SELECTED TEXT:
BEGIN

Traders said that various Wall Street firms offered a staggering $173 billion in mortgage-backed paper to use as collateral for repo agreements, but the Fed only accepted about $49 billion of it -- a sign that much of that debt remains too toxic for the Fed to assume on its books."

http://online.wsj.com/article/SB122147619718136043.html?mod=2_1553_leftbox

Anonymous said...

S&P just downgraded AIG. If they don't get some big deal put together tonight they are gone tomorrow. They probably don't have time though.

Jeff said...

Anon

I just saw that...Holy S*** thats bad. Futures are down 14 handles on the S&P.

It looks like we see some more tankage tomorrow. This is getting really scary.

The market is collapsing like a house of cards.

Nikkei is down 580 points.

S. Korea futures market just shut down the futures market due to extreme volatility.

All hell is breaking lose!

Jeff said...

END

PROVIDED INFORMATION:
BEGIN

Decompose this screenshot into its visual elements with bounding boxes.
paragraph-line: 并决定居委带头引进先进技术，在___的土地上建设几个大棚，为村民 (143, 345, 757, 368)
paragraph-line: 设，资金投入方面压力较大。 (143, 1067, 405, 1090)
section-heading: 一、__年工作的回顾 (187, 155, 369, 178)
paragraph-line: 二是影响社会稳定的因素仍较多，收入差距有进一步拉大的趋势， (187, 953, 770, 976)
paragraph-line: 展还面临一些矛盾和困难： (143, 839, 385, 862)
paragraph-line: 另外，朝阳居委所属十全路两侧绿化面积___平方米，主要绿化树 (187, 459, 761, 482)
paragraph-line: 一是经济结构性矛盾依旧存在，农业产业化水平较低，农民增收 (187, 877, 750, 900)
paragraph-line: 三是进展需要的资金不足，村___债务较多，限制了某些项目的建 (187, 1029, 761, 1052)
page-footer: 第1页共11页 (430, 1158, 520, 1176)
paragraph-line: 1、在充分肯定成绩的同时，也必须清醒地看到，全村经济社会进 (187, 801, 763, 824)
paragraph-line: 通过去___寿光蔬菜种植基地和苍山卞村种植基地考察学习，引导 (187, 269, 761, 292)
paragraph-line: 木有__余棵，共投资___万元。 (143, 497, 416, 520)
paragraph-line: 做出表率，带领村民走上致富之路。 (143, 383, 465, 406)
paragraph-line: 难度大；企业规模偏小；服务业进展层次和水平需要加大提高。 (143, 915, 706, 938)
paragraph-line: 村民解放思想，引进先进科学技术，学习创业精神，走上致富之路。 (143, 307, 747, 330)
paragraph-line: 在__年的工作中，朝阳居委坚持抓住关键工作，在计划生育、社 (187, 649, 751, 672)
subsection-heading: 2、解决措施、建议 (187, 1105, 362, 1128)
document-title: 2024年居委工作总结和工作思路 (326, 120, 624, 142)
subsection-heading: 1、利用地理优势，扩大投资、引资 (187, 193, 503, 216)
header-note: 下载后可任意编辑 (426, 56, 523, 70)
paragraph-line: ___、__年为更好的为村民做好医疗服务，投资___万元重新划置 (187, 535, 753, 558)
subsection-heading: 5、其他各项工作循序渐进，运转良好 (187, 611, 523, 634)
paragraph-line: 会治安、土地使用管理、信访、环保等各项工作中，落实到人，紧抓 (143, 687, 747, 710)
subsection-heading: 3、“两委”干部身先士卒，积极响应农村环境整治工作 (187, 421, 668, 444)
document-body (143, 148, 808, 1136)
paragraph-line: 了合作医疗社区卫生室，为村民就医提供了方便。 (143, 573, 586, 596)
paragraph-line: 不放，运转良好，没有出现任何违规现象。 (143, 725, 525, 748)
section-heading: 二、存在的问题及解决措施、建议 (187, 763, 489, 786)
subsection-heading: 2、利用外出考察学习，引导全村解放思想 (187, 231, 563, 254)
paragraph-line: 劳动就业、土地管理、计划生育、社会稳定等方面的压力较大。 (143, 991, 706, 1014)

END

TASKS TO CARRY OUT:
**A.** According to the comment thread, roughly how much of the offered mortgage-backed paper did the Fed accept?
**B.** Write the next part of the comment thread, picking up after its final line.
The records have nothing to do with what is asked here.

RESPONSES TO THE EXERCISE:
**A.** About $49 billion.

**B.**
CNBC's Marc Faber just reported:

According to sources, AIG will declare bankruptcy on Wed. if they cannot secure $75 billion in funding tomorrow.

AIG employs over 100,000 people. Largest insurer in the world.

I cannot believe what I am watching. Lets all hope we find a way out of this.

Jeff said...

Oops I meant David Faber above!

waubay said...

The few comments I have seen concerning an AIG bk hint at armageddon for Wall Street. Doesn't seem like the Fed could do anything for them, AIG is not a bank. Do you think Paulson will come up with some pseudo-legal way of giving them $100 billion?

Jeff said...

waubay

They could facilitate a loan behind the scenes via the banks.

The Fed seems to be making up their own rules as they go. I never thought they would start accepting garbage CDO's at the discount window so anything is possible.

God Asia is cratering tonight. 5-6% losses across the board.

Jeff said...

It looks like the Fed is pressuring Golman Sachs and JP Morgan to get a loan done for AIG.

Here comes the sticksave. Lets see if they can get the deal done:

"Federal Reserve officials were in urgent talks with Goldman Sachs and JPMorgan Chase on Monday to put together a $75 billion lending facility to stave off a crisis at the American International Group, the latest financial services company to be pummeled by the turmoil in the housing and credit markets.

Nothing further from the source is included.